» **Records shown**:
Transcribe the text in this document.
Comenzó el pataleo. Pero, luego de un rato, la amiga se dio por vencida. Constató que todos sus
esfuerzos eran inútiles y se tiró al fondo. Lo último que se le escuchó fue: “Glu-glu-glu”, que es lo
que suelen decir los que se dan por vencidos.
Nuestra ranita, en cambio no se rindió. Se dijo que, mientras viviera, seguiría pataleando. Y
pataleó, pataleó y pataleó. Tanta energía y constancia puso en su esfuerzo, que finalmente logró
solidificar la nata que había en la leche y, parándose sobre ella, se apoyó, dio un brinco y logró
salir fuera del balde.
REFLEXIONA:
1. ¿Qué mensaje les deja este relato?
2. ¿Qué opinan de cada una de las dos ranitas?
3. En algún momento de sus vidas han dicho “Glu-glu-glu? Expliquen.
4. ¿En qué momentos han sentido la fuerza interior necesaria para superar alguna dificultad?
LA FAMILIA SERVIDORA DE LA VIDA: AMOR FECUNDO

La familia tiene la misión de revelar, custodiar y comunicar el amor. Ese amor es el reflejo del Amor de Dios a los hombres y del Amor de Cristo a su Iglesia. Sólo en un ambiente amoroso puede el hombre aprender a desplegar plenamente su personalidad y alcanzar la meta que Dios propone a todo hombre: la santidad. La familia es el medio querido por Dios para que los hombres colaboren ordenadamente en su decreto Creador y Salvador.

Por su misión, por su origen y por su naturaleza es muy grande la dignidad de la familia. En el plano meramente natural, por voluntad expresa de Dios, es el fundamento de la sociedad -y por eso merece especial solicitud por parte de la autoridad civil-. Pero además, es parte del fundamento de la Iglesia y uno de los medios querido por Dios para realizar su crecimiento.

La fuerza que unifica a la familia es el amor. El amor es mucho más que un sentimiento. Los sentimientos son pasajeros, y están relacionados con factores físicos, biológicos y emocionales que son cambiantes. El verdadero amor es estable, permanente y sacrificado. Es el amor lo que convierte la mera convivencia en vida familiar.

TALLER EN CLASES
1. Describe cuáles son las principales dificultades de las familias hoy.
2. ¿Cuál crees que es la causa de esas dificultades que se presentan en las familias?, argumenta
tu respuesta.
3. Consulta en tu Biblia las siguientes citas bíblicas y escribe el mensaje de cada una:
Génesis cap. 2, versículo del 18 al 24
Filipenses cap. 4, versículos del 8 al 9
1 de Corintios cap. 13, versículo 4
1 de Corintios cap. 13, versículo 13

» **The task**: Set down all of the data above, word for word.

» **Task answer**:
Transcribe the text in this document.
Comenzó el pataleo. Pero, luego de un rato, la amiga se dio por vencida. Constató que todos sus
esfuerzos eran inútiles y se tiró al fondo. Lo último que se le escuchó fue: “Glu-glu-glu”, que es lo
que suelen decir los que se dan por vencidos.
Nuestra ranita, en cambio no se rindió. Se dijo que, mientras viviera, seguiría pataleando. Y
pataleó, pataleó y pataleó. Tanta energía y constancia puso en su esfuerzo, que finalmente logró
solidificar la nata que había en la leche y, parándose sobre ella, se apoyó, dio un brinco y logró
salir fuera del balde.
REFLEXIONA:
1. ¿Qué mensaje les deja este relato?
2. ¿Qué opinan de cada una de las dos ranitas?
3. En algún momento de sus vidas han dicho “Glu-glu-glu? Expliquen.
4. ¿En qué momentos han sentido la fuerza interior necesaria para superar alguna dificultad?
LA FAMILIA SERVIDORA DE LA VIDA: AMOR FECUNDO

La familia tiene la misión de revelar, custodiar y comunicar el amor. Ese amor es el reflejo del Amor de Dios a los hombres y del Amor de Cristo a su Iglesia. Sólo en un ambiente amoroso puede el hombre aprender a desplegar plenamente su personalidad y alcanzar la meta que Dios propone a todo hombre: la santidad. La familia es el medio querido por Dios para que los hombres colaboren ordenadamente en su decreto Creador y Salvador.

Por su misión, por su origen y por su naturaleza es muy grande la dignidad de la familia. En el plano meramente natural, por voluntad expresa de Dios, es el fundamento de la sociedad -y por eso merece especial solicitud por parte de la autoridad civil-. Pero además, es parte del fundamento de la Iglesia y uno de los medios querido por Dios para realizar su crecimiento.

La fuerza que unifica a la familia es el amor. El amor es mucho más que un sentimiento. Los sentimientos son pasajeros, y están relacionados con factores físicos, biológicos y emocionales que son cambiantes. El verdadero amor es estable, permanente y sacrificado. Es el amor lo que convierte la mera convivencia en vida familiar.

TALLER EN CLASES
1. Describe cuáles son las principales dificultades de las familias hoy.
2. ¿Cuál crees que es la causa de esas dificultades que se presentan en las familias?, argumenta
tu respuesta.
3. Consulta en tu Biblia las siguientes citas bíblicas y escribe el mensaje de cada una:
Génesis cap. 2, versículo del 18 al 24
Filipenses cap. 4, versículos del 8 al 9
1 de Corintios cap. 13, versículo 4
1 de Corintios cap. 13, versículo 13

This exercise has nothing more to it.